**PROBLEM STATEMENT**
Please list all lines of the material below in which the string "microphone" occurs.

**EXERCISE INPUT**
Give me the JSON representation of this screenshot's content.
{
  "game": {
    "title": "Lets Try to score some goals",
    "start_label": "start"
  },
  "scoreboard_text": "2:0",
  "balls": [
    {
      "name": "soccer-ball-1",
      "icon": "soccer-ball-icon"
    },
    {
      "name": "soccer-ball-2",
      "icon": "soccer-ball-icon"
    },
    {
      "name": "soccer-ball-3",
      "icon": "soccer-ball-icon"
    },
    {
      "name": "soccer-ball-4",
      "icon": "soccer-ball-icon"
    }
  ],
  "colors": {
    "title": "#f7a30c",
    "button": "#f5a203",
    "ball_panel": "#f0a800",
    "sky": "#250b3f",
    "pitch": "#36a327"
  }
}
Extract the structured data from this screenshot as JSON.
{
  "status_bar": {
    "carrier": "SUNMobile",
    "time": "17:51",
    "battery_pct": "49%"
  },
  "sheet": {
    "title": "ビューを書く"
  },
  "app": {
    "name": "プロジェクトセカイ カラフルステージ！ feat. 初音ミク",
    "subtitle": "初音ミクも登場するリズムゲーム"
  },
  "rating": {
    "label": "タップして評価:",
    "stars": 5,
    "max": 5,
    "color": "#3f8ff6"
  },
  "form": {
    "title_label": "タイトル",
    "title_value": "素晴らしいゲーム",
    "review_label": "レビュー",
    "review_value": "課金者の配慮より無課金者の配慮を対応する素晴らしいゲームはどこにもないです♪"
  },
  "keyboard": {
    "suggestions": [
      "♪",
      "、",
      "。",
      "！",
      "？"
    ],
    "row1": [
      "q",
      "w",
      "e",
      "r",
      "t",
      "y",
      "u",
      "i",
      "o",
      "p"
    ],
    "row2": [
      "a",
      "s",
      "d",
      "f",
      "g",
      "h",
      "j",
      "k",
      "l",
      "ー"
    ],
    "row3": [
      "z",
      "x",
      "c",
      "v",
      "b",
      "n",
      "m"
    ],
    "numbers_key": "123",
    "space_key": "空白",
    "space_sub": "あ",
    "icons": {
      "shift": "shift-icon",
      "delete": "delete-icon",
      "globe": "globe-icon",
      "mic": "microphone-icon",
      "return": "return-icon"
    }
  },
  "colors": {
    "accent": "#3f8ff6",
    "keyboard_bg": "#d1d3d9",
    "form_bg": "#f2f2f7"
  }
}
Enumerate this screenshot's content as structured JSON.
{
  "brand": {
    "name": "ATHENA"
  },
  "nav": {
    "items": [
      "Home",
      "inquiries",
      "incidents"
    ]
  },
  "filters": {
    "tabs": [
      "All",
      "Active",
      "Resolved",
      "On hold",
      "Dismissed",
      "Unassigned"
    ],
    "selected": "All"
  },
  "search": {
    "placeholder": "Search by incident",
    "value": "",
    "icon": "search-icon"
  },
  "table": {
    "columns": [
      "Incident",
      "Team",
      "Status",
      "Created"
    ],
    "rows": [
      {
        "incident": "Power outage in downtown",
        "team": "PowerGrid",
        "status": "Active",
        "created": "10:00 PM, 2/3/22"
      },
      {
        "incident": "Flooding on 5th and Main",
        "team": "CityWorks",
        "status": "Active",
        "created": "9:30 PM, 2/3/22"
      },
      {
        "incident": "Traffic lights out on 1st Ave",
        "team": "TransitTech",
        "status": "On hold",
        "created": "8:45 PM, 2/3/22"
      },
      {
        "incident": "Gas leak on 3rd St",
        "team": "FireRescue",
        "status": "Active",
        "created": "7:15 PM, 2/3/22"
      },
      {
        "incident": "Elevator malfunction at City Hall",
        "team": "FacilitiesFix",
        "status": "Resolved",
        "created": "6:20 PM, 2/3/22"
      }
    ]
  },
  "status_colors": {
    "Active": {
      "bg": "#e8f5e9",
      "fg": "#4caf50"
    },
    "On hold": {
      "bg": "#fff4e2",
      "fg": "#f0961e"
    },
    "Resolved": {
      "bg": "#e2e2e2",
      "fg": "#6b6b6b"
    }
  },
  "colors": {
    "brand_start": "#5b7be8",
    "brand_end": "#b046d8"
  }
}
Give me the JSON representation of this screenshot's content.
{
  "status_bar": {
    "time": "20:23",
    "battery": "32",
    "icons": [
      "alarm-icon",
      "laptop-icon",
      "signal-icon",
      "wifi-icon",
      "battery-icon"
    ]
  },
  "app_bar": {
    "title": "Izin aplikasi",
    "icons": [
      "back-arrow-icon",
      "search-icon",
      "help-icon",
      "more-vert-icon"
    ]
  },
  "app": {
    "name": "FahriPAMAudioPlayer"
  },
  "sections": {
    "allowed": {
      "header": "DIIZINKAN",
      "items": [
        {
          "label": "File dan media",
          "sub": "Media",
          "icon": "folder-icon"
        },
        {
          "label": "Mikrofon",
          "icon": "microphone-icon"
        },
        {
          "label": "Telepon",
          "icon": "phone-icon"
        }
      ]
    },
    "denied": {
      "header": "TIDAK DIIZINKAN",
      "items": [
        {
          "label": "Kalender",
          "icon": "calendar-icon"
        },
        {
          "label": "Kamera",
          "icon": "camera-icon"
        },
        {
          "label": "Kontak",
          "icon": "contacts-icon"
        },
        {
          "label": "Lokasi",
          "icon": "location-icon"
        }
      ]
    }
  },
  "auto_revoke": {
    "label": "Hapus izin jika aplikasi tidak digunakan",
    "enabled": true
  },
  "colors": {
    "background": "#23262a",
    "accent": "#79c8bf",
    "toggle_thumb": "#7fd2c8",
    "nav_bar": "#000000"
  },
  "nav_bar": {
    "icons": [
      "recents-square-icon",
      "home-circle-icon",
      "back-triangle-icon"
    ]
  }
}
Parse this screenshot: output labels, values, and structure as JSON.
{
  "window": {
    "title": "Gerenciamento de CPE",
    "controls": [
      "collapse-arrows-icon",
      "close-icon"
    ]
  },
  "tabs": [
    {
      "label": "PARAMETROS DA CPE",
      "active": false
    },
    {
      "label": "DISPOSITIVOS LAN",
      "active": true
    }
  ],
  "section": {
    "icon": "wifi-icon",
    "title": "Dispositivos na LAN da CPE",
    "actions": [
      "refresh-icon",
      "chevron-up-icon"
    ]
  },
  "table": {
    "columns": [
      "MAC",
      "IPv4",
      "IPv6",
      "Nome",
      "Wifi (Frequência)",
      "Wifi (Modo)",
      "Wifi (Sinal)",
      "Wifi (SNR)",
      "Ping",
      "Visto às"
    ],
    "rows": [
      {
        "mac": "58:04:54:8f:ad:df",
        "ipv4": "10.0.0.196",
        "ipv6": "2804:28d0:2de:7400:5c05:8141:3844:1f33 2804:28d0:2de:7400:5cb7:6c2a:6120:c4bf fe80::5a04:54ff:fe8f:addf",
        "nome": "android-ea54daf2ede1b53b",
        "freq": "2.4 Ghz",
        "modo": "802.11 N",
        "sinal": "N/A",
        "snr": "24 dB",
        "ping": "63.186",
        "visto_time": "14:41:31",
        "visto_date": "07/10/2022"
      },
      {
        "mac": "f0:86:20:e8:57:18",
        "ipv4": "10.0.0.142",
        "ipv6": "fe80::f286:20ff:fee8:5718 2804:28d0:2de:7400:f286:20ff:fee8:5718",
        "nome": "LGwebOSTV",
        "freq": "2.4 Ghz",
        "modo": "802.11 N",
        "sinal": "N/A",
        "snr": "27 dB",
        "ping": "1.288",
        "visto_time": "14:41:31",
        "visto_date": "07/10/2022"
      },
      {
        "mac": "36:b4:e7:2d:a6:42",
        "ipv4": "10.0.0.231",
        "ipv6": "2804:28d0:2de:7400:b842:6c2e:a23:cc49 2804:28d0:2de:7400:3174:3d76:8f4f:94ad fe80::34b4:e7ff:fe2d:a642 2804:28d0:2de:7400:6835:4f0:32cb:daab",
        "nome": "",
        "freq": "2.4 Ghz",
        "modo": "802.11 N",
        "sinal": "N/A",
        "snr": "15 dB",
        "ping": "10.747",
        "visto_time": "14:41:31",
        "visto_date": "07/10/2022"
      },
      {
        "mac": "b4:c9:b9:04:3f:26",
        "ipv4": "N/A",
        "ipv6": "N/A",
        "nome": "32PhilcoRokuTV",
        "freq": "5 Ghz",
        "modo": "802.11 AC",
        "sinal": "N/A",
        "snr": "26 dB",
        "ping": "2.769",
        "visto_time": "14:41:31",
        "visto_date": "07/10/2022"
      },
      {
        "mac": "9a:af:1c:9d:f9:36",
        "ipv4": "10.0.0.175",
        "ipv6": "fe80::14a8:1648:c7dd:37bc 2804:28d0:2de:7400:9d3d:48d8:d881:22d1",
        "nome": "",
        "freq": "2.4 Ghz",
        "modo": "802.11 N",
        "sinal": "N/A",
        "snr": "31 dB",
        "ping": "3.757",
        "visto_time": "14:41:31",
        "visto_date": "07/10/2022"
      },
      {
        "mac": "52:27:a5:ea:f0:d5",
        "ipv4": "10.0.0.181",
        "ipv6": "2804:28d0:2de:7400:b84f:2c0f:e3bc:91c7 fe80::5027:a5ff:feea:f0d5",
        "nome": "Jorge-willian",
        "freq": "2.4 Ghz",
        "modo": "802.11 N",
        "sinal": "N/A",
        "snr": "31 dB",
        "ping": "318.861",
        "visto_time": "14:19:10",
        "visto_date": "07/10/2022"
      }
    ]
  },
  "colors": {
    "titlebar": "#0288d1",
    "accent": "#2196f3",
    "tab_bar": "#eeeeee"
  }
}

**RESULT**
      "mic": "microphone-icon",
          "icon": "microphone-icon"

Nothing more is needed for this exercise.